- **Goal**: Copy each line below in which the word "经营范围" occurs.

###

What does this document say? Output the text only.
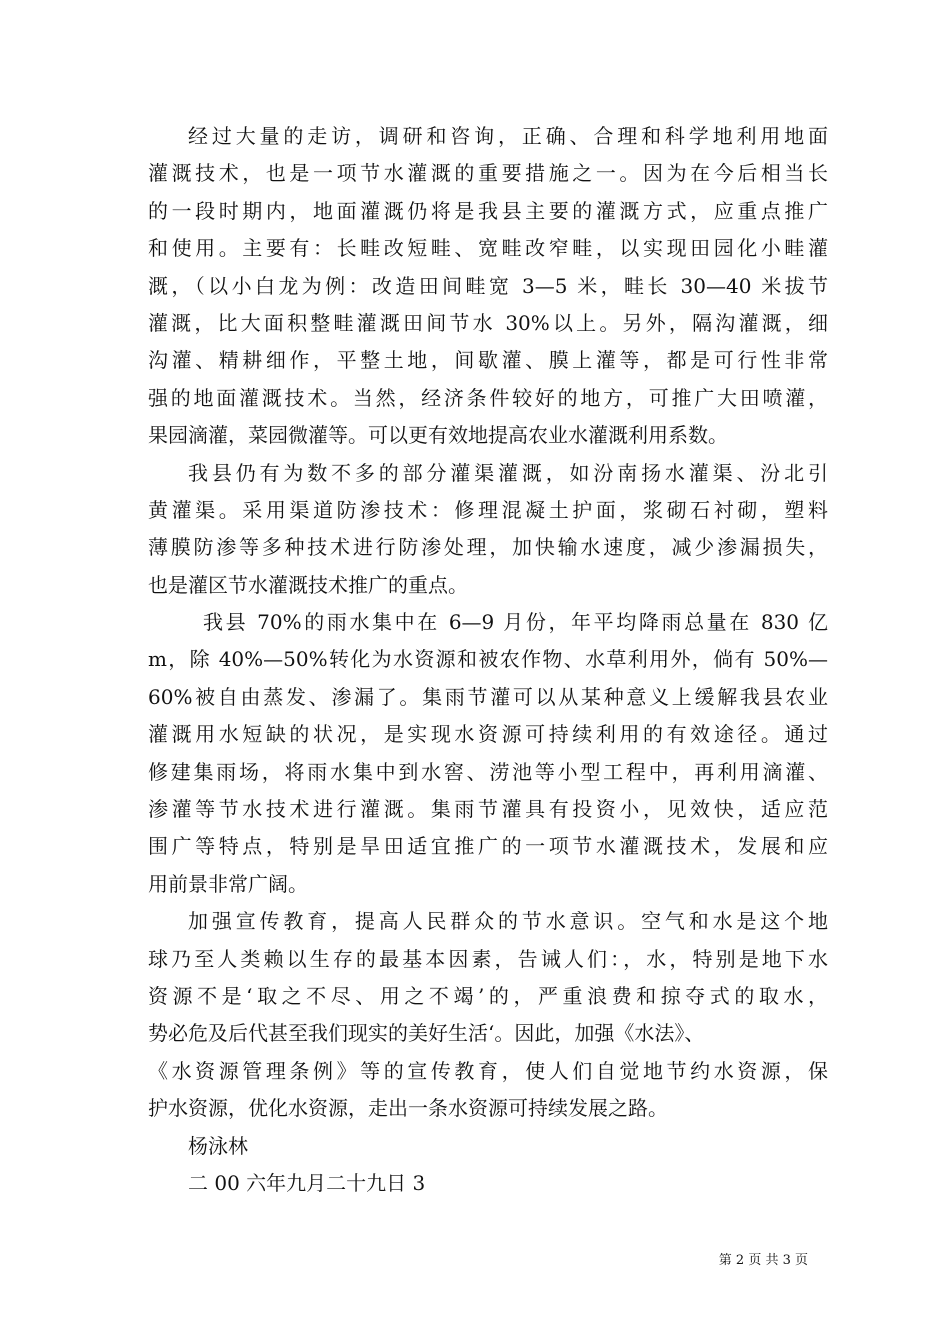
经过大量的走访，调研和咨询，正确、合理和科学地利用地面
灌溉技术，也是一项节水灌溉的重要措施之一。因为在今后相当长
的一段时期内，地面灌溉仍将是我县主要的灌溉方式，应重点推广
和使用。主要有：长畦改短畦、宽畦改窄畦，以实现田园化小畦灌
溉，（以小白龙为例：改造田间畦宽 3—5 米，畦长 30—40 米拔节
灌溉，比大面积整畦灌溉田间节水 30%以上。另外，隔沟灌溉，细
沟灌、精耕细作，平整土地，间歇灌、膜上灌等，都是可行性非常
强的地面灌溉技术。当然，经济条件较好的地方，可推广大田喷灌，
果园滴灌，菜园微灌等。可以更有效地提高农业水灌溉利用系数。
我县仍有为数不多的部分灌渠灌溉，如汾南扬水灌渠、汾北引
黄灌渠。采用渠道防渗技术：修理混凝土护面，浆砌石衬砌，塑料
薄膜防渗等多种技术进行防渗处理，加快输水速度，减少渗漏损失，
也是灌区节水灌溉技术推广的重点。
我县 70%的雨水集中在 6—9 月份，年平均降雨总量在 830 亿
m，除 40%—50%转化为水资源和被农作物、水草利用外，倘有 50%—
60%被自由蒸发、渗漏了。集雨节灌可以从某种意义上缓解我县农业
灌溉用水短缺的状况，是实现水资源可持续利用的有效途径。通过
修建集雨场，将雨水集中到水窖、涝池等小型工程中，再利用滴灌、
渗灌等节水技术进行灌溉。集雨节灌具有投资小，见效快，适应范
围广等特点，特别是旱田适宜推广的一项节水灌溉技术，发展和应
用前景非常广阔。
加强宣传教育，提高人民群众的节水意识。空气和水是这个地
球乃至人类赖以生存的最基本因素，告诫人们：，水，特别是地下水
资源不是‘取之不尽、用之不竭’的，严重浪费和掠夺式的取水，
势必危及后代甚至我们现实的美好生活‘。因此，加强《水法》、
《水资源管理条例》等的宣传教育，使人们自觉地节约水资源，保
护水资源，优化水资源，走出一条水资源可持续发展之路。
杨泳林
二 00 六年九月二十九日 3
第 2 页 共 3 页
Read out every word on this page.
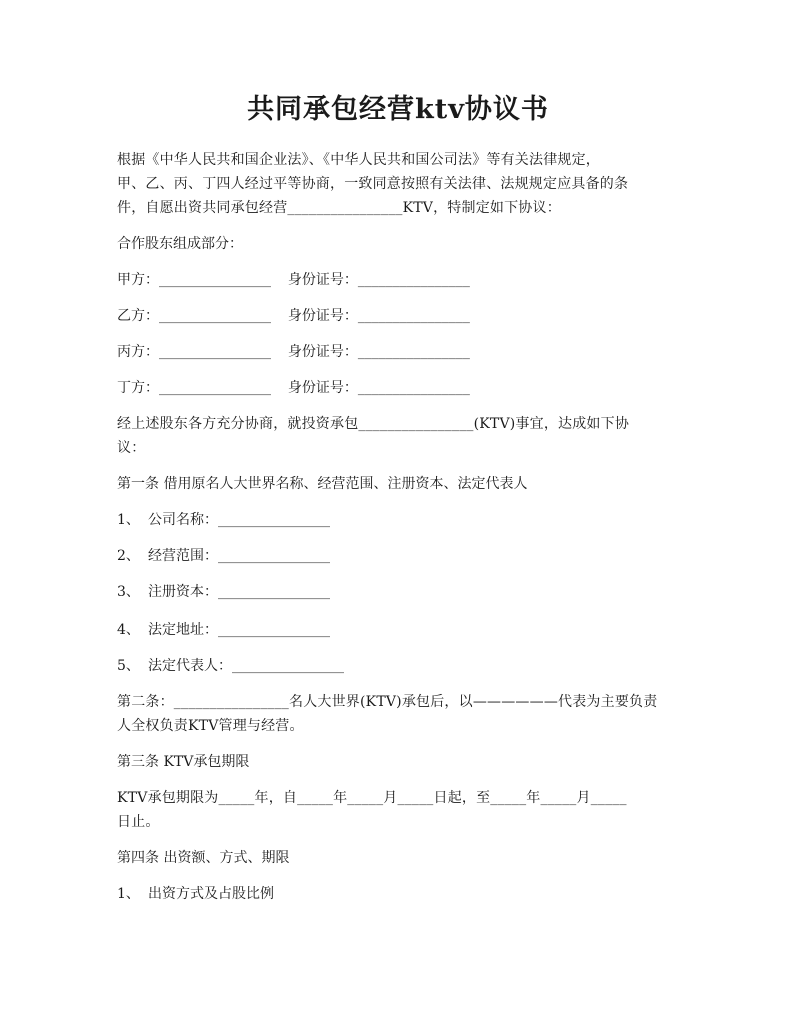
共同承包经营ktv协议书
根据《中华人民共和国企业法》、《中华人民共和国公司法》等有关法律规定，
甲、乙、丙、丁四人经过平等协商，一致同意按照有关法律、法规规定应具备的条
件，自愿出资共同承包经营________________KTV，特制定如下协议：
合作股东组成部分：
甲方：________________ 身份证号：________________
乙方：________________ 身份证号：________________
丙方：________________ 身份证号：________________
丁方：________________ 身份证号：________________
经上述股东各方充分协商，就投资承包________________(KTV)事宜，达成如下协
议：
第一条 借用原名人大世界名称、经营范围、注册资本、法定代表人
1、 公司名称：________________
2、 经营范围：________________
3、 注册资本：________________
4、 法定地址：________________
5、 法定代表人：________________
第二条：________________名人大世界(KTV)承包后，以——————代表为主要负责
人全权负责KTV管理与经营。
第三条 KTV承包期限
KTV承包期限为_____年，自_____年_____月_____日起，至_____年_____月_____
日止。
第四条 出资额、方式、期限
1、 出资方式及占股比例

###

- **Reply**:
第一条 借用原名人大世界名称、经营范围、注册资本、法定代表人
2、 经营范围：________________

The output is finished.